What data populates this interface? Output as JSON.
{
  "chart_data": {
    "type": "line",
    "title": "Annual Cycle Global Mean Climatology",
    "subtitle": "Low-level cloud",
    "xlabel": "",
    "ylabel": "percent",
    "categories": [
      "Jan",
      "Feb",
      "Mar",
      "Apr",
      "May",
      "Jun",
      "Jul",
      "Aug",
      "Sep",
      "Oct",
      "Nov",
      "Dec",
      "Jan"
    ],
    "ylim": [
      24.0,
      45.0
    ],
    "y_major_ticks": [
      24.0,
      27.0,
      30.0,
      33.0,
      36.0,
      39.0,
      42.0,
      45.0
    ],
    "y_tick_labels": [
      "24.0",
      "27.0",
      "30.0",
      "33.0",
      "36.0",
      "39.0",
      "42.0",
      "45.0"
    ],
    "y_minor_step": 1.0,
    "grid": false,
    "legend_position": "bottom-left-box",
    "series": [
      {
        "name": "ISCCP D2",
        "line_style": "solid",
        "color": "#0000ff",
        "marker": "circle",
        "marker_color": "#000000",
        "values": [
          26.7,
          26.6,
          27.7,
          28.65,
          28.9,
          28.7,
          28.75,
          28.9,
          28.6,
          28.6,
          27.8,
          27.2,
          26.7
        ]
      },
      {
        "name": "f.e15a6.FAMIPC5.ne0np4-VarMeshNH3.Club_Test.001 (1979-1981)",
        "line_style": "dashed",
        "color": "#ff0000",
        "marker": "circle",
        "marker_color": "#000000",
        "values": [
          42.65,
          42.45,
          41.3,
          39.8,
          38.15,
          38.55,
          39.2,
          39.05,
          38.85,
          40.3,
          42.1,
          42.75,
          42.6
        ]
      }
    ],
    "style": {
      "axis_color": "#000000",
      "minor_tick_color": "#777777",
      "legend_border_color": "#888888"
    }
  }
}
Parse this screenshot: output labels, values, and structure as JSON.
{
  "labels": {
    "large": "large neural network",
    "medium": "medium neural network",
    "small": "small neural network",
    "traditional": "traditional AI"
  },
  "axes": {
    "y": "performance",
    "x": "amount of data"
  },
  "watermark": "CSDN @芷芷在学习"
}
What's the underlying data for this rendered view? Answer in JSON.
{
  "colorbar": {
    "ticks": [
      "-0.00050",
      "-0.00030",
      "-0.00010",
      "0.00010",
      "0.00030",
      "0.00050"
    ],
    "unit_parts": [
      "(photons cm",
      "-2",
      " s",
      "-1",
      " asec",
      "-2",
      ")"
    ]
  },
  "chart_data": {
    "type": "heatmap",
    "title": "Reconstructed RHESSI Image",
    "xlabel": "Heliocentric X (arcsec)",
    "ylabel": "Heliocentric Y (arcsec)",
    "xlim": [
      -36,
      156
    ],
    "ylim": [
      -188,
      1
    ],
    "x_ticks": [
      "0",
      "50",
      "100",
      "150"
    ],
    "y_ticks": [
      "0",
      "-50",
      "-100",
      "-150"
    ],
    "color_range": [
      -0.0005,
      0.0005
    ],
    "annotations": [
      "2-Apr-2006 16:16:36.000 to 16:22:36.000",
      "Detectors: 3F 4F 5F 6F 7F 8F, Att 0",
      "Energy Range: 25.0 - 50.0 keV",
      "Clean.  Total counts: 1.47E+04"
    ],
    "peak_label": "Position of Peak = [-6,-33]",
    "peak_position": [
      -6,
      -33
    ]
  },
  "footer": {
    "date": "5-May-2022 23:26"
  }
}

----

• Exercise description
Your task is to output the full set of records exactly as presented.

• Exercise response
What data populates this interface? Output as JSON.
{
  "chart_data": {
    "type": "line",
    "title": "Annual Cycle Global Mean Climatology",
    "subtitle": "Low-level cloud",
    "xlabel": "",
    "ylabel": "percent",
    "categories": [
      "Jan",
      "Feb",
      "Mar",
      "Apr",
      "May",
      "Jun",
      "Jul",
      "Aug",
      "Sep",
      "Oct",
      "Nov",
      "Dec",
      "Jan"
    ],
    "ylim": [
      24.0,
      45.0
    ],
    "y_major_ticks": [
      24.0,
      27.0,
      30.0,
      33.0,
      36.0,
      39.0,
      42.0,
      45.0
    ],
    "y_tick_labels": [
      "24.0",
      "27.0",
      "30.0",
      "33.0",
      "36.0",
      "39.0",
      "42.0",
      "45.0"
    ],
    "y_minor_step": 1.0,
    "grid": false,
    "legend_position": "bottom-left-box",
    "series": [
      {
        "name": "ISCCP D2",
        "line_style": "solid",
        "color": "#0000ff",
        "marker": "circle",
        "marker_color": "#000000",
        "values": [
          26.7,
          26.6,
          27.7,
          28.65,
          28.9,
          28.7,
          28.75,
          28.9,
          28.6,
          28.6,
          27.8,
          27.2,
          26.7
        ]
      },
      {
        "name": "f.e15a6.FAMIPC5.ne0np4-VarMeshNH3.Club_Test.001 (1979-1981)",
        "line_style": "dashed",
        "color": "#ff0000",
        "marker": "circle",
        "marker_color": "#000000",
        "values": [
          42.65,
          42.45,
          41.3,
          39.8,
          38.15,
          38.55,
          39.2,
          39.05,
          38.85,
          40.3,
          42.1,
          42.75,
          42.6
        ]
      }
    ],
    "style": {
      "axis_color": "#000000",
      "minor_tick_color": "#777777",
      "legend_border_color": "#888888"
    }
  }
}
Parse this screenshot: output labels, values, and structure as JSON.
{
  "labels": {
    "large": "large neural network",
    "medium": "medium neural network",
    "small": "small neural network",
    "traditional": "traditional AI"
  },
  "axes": {
    "y": "performance",
    "x": "amount of data"
  },
  "watermark": "CSDN @芷芷在学习"
}
What's the underlying data for this rendered view? Answer in JSON.
{
  "colorbar": {
    "ticks": [
      "-0.00050",
      "-0.00030",
      "-0.00010",
      "0.00010",
      "0.00030",
      "0.00050"
    ],
    "unit_parts": [
      "(photons cm",
      "-2",
      " s",
      "-1",
      " asec",
      "-2",
      ")"
    ]
  },
  "chart_data": {
    "type": "heatmap",
    "title": "Reconstructed RHESSI Image",
    "xlabel": "Heliocentric X (arcsec)",
    "ylabel": "Heliocentric Y (arcsec)",
    "xlim": [
      -36,
      156
    ],
    "ylim": [
      -188,
      1
    ],
    "x_ticks": [
      "0",
      "50",
      "100",
      "150"
    ],
    "y_ticks": [
      "0",
      "-50",
      "-100",
      "-150"
    ],
    "color_range": [
      -0.0005,
      0.0005
    ],
    "annotations": [
      "2-Apr-2006 16:16:36.000 to 16:22:36.000",
      "Detectors: 3F 4F 5F 6F 7F 8F, Att 0",
      "Energy Range: 25.0 - 50.0 keV",
      "Clean.  Total counts: 1.47E+04"
    ],
    "peak_label": "Position of Peak = [-6,-33]",
    "peak_position": [
      -6,
      -33
    ]
  },
  "footer": {
    "date": "5-May-2022 23:26"
  }
}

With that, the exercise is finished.